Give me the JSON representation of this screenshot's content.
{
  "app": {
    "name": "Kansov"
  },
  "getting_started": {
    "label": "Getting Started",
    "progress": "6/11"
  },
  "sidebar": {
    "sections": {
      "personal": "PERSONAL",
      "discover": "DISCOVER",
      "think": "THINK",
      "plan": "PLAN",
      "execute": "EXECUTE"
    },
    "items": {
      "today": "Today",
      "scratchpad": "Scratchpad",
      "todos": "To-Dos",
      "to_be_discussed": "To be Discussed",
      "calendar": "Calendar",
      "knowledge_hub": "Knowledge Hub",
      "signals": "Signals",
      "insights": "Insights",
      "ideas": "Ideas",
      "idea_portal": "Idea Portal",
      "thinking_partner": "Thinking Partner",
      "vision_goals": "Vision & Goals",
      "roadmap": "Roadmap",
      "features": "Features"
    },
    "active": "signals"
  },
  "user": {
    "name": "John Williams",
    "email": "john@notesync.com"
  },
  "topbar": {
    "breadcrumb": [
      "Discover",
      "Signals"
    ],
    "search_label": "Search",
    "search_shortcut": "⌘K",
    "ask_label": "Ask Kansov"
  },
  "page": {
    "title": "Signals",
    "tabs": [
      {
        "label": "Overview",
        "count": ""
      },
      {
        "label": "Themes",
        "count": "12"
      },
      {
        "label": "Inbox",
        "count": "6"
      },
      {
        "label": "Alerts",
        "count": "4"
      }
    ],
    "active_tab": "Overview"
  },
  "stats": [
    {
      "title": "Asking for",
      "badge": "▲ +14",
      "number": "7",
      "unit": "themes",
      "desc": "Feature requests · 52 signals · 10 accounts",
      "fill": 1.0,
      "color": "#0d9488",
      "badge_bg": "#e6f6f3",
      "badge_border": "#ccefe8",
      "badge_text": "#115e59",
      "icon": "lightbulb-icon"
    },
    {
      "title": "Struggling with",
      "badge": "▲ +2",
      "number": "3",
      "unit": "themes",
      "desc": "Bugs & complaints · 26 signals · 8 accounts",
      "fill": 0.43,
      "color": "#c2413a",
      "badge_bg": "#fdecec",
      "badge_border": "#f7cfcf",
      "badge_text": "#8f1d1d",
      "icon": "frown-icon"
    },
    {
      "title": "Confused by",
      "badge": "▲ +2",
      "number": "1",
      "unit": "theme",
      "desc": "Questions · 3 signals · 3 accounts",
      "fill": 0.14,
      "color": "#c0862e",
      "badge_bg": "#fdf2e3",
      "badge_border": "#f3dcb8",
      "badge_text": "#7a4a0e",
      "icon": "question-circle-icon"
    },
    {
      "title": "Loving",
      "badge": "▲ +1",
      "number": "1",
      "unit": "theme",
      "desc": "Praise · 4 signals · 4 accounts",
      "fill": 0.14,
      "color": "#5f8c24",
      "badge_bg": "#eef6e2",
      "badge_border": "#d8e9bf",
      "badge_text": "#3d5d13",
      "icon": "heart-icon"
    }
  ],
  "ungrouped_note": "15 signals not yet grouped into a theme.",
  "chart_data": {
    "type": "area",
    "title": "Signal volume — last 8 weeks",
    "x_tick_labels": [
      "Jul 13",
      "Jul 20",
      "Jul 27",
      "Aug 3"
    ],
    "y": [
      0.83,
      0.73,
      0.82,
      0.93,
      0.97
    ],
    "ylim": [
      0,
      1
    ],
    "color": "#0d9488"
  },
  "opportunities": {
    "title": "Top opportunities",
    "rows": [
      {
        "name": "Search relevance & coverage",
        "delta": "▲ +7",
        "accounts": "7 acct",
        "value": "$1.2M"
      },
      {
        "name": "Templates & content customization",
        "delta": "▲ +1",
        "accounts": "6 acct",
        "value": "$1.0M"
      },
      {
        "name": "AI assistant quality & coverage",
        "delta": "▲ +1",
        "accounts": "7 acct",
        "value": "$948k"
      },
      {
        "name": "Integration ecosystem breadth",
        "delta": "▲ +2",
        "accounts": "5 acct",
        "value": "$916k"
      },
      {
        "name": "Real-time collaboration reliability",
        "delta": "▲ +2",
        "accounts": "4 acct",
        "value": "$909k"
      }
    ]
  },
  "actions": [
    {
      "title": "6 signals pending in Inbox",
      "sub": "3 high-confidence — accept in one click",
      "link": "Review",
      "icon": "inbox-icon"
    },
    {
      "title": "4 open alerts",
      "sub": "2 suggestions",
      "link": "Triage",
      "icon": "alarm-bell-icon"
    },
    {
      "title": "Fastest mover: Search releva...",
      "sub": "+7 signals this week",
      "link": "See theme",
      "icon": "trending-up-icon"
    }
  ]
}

■ ■ ■

Repeat the listing above without any change.

* [Problem solution]
Give me the JSON representation of this screenshot's content.
{
  "app": {
    "name": "Kansov"
  },
  "getting_started": {
    "label": "Getting Started",
    "progress": "6/11"
  },
  "sidebar": {
    "sections": {
      "personal": "PERSONAL",
      "discover": "DISCOVER",
      "think": "THINK",
      "plan": "PLAN",
      "execute": "EXECUTE"
    },
    "items": {
      "today": "Today",
      "scratchpad": "Scratchpad",
      "todos": "To-Dos",
      "to_be_discussed": "To be Discussed",
      "calendar": "Calendar",
      "knowledge_hub": "Knowledge Hub",
      "signals": "Signals",
      "insights": "Insights",
      "ideas": "Ideas",
      "idea_portal": "Idea Portal",
      "thinking_partner": "Thinking Partner",
      "vision_goals": "Vision & Goals",
      "roadmap": "Roadmap",
      "features": "Features"
    },
    "active": "signals"
  },
  "user": {
    "name": "John Williams",
    "email": "john@notesync.com"
  },
  "topbar": {
    "breadcrumb": [
      "Discover",
      "Signals"
    ],
    "search_label": "Search",
    "search_shortcut": "⌘K",
    "ask_label": "Ask Kansov"
  },
  "page": {
    "title": "Signals",
    "tabs": [
      {
        "label": "Overview",
        "count": ""
      },
      {
        "label": "Themes",
        "count": "12"
      },
      {
        "label": "Inbox",
        "count": "6"
      },
      {
        "label": "Alerts",
        "count": "4"
      }
    ],
    "active_tab": "Overview"
  },
  "stats": [
    {
      "title": "Asking for",
      "badge": "▲ +14",
      "number": "7",
      "unit": "themes",
      "desc": "Feature requests · 52 signals · 10 accounts",
      "fill": 1.0,
      "color": "#0d9488",
      "badge_bg": "#e6f6f3",
      "badge_border": "#ccefe8",
      "badge_text": "#115e59",
      "icon": "lightbulb-icon"
    },
    {
      "title": "Struggling with",
      "badge": "▲ +2",
      "number": "3",
      "unit": "themes",
      "desc": "Bugs & complaints · 26 signals · 8 accounts",
      "fill": 0.43,
      "color": "#c2413a",
      "badge_bg": "#fdecec",
      "badge_border": "#f7cfcf",
      "badge_text": "#8f1d1d",
      "icon": "frown-icon"
    },
    {
      "title": "Confused by",
      "badge": "▲ +2",
      "number": "1",
      "unit": "theme",
      "desc": "Questions · 3 signals · 3 accounts",
      "fill": 0.14,
      "color": "#c0862e",
      "badge_bg": "#fdf2e3",
      "badge_border": "#f3dcb8",
      "badge_text": "#7a4a0e",
      "icon": "question-circle-icon"
    },
    {
      "title": "Loving",
      "badge": "▲ +1",
      "number": "1",
      "unit": "theme",
      "desc": "Praise · 4 signals · 4 accounts",
      "fill": 0.14,
      "color": "#5f8c24",
      "badge_bg": "#eef6e2",
      "badge_border": "#d8e9bf",
      "badge_text": "#3d5d13",
      "icon": "heart-icon"
    }
  ],
  "ungrouped_note": "15 signals not yet grouped into a theme.",
  "chart_data": {
    "type": "area",
    "title": "Signal volume — last 8 weeks",
    "x_tick_labels": [
      "Jul 13",
      "Jul 20",
      "Jul 27",
      "Aug 3"
    ],
    "y": [
      0.83,
      0.73,
      0.82,
      0.93,
      0.97
    ],
    "ylim": [
      0,
      1
    ],
    "color": "#0d9488"
  },
  "opportunities": {
    "title": "Top opportunities",
    "rows": [
      {
        "name": "Search relevance & coverage",
        "delta": "▲ +7",
        "accounts": "7 acct",
        "value": "$1.2M"
      },
      {
        "name": "Templates & content customization",
        "delta": "▲ +1",
        "accounts": "6 acct",
        "value": "$1.0M"
      },
      {
        "name": "AI assistant quality & coverage",
        "delta": "▲ +1",
        "accounts": "7 acct",
        "value": "$948k"
      },
      {
        "name": "Integration ecosystem breadth",
        "delta": "▲ +2",
        "accounts": "5 acct",
        "value": "$916k"
      },
      {
        "name": "Real-time collaboration reliability",
        "delta": "▲ +2",
        "accounts": "4 acct",
        "value": "$909k"
      }
    ]
  },
  "actions": [
    {
      "title": "6 signals pending in Inbox",
      "sub": "3 high-confidence — accept in one click",
      "link": "Review",
      "icon": "inbox-icon"
    },
    {
      "title": "4 open alerts",
      "sub": "2 suggestions",
      "link": "Triage",
      "icon": "alarm-bell-icon"
    },
    {
      "title": "Fastest mover: Search releva...",
      "sub": "+7 signals this week",
      "link": "See theme",
      "icon": "trending-up-icon"
    }
  ]
}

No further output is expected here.